▶ _Required work_: Locate and copy each line in the data that contains the word "name".
>> START Data to use
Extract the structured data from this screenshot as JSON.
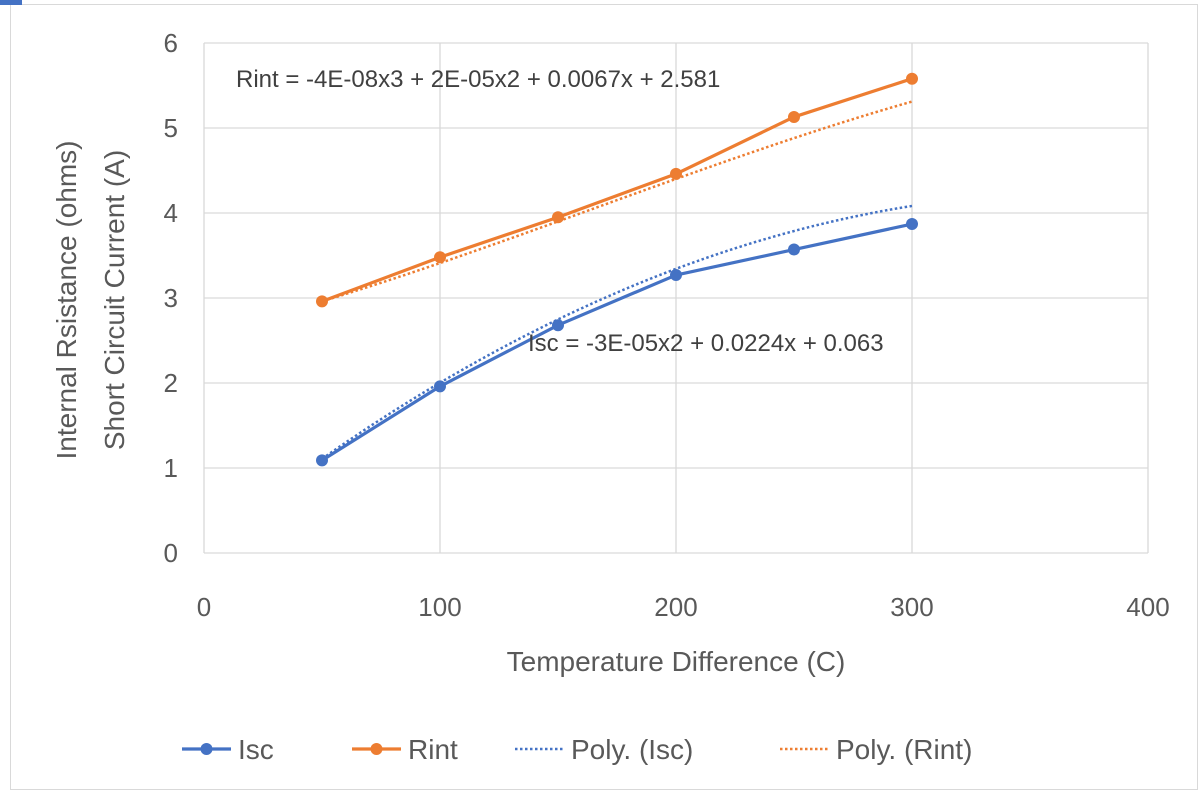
{
  "chart_data": {
    "type": "line",
    "title": "",
    "xlabel": "Temperature Difference (C)",
    "ylabel_lines": [
      "Internal Rsistance (ohms)",
      "Short Circuit Current (A)"
    ],
    "xlim": [
      0,
      400
    ],
    "ylim": [
      0,
      6
    ],
    "x_ticks": [
      0,
      100,
      200,
      300,
      400
    ],
    "y_ticks": [
      0,
      1,
      2,
      3,
      4,
      5,
      6
    ],
    "grid": true,
    "legend_position": "bottom",
    "x": [
      50,
      100,
      150,
      200,
      250,
      300
    ],
    "series": [
      {
        "name": "Isc",
        "color": "#4472c4",
        "values": [
          1.09,
          1.96,
          2.68,
          3.27,
          3.57,
          3.87
        ]
      },
      {
        "name": "Rint",
        "color": "#ed7d31",
        "values": [
          2.96,
          3.48,
          3.95,
          4.46,
          5.13,
          5.58
        ]
      }
    ],
    "trendlines": [
      {
        "name": "Poly. (Isc)",
        "color": "#4472c4",
        "equation": "Isc = -3E-05x2 + 0.0224x + 0.063",
        "coefficients": [
          -3e-05,
          0.0224,
          0.063
        ]
      },
      {
        "name": "Poly. (Rint)",
        "color": "#ed7d31",
        "equation": "Rint = -4E-08x3 + 2E-05x2 + 0.0067x + 2.581",
        "coefficients": [
          -4e-08,
          2e-05,
          0.0067,
          2.581
        ]
      }
    ]
  }
}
>> END Data to use
▶ _Solution to this problem_:
        "name": "Isc",
        "name": "Rint",
        "name": "Poly. (Isc)",
        "name": "Poly. (Rint)",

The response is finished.